● Required work
Could you write out the rows again, starting with the line with "stat-avg-speed: 18.7 km/h" and going on through the line with "route-start-marker-icon [477,512,505,540]", changing "Durata" to "Duration" and keeping everything else the same?
# # #
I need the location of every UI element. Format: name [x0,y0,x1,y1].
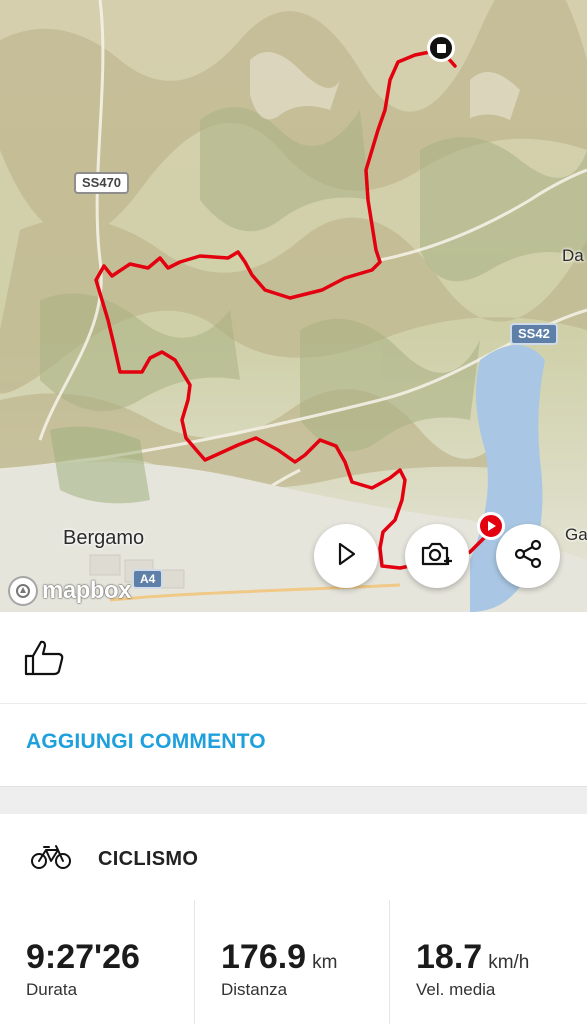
stat-avg-speed: 18.7 km/h Vel. media [390,900,585,1024]
stat-duration: 9:27'26 Durata [0,900,195,1024]
activity-type-label: CICLISMO [98,848,199,870]
stat-distance-label: Distanza [221,980,288,999]
camera-add-icon [420,540,454,573]
route-end-marker-icon [427,34,455,62]
route-start-marker-icon [477,512,505,540]
activity-header: CICLISMO [0,814,587,900]
thumbs-up-icon [22,640,66,682]
like-button[interactable] [22,638,68,682]
mapbox-wordmark: mapbox [42,577,132,604]
place-label-da: Da [562,246,584,265]
route-map[interactable]: SS470 SS42 A4 Bergamo Da Ga mapbox [0,0,587,612]
stat-duration-value: 9:27'26 [26,938,140,977]
stat-avg-speed-unit: km/h [488,952,530,973]
stat-duration-label: Durata [26,980,78,999]
stat-avg-speed-number: 18.7 [416,938,483,976]
road-label-ss470: SS470 [74,172,130,194]
mapbox-logo-icon [8,576,38,606]
add-photo-button[interactable] [405,524,469,588]
stat-distance: 176.9 km Distanza [195,900,390,1024]
activity-stats: 9:27'26 Durata 176.9 km Distanza 18.7 km/h… [0,900,587,1024]
like-section [0,612,587,704]
comment-section: AGGIUNGI COMMENTO [0,704,587,786]
bicycle-icon [30,844,72,875]
play-icon [333,541,359,572]
stat-avg-speed-label: Vel. media [416,980,496,999]
stat-duration-number: 9:27'26 [26,938,140,976]
road-label-a4: A4 [132,569,164,589]
section-divider [0,786,587,814]
stat-distance-unit: km [312,952,338,973]
share-button[interactable] [496,524,560,588]
stat-distance-value: 176.9 km [221,938,337,977]
add-comment-link[interactable]: AGGIUNGI COMMENTO [26,730,266,754]
stat-avg-speed-value: 18.7 km/h [416,938,529,977]
share-icon [512,538,544,575]
road-label-ss42: SS42 [510,323,558,345]
mapbox-attribution[interactable]: mapbox [8,574,132,608]
play-route-button[interactable] [314,524,378,588]
place-label-bergamo: Bergamo [63,527,145,549]
stat-distance-number: 176.9 [221,938,307,976]
place-label-ga: Ga [565,525,587,544]
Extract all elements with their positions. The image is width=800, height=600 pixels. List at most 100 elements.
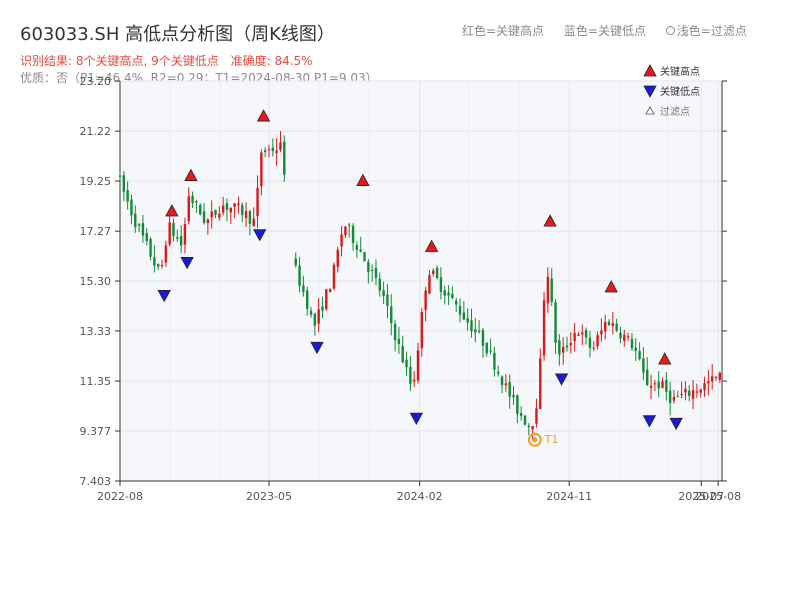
# # #
● The response
stat-avg-speed: 18.7 km/h Vel. media [390,900,585,1024]
stat-duration: 9:27'26 Duration [0,900,195,1024]
activity-type-label: CICLISMO [98,848,199,870]
stat-distance-label: Distanza [221,980,288,999]
camera-add-icon [420,540,454,573]
route-end-marker-icon [427,34,455,62]
route-start-marker-icon [477,512,505,540]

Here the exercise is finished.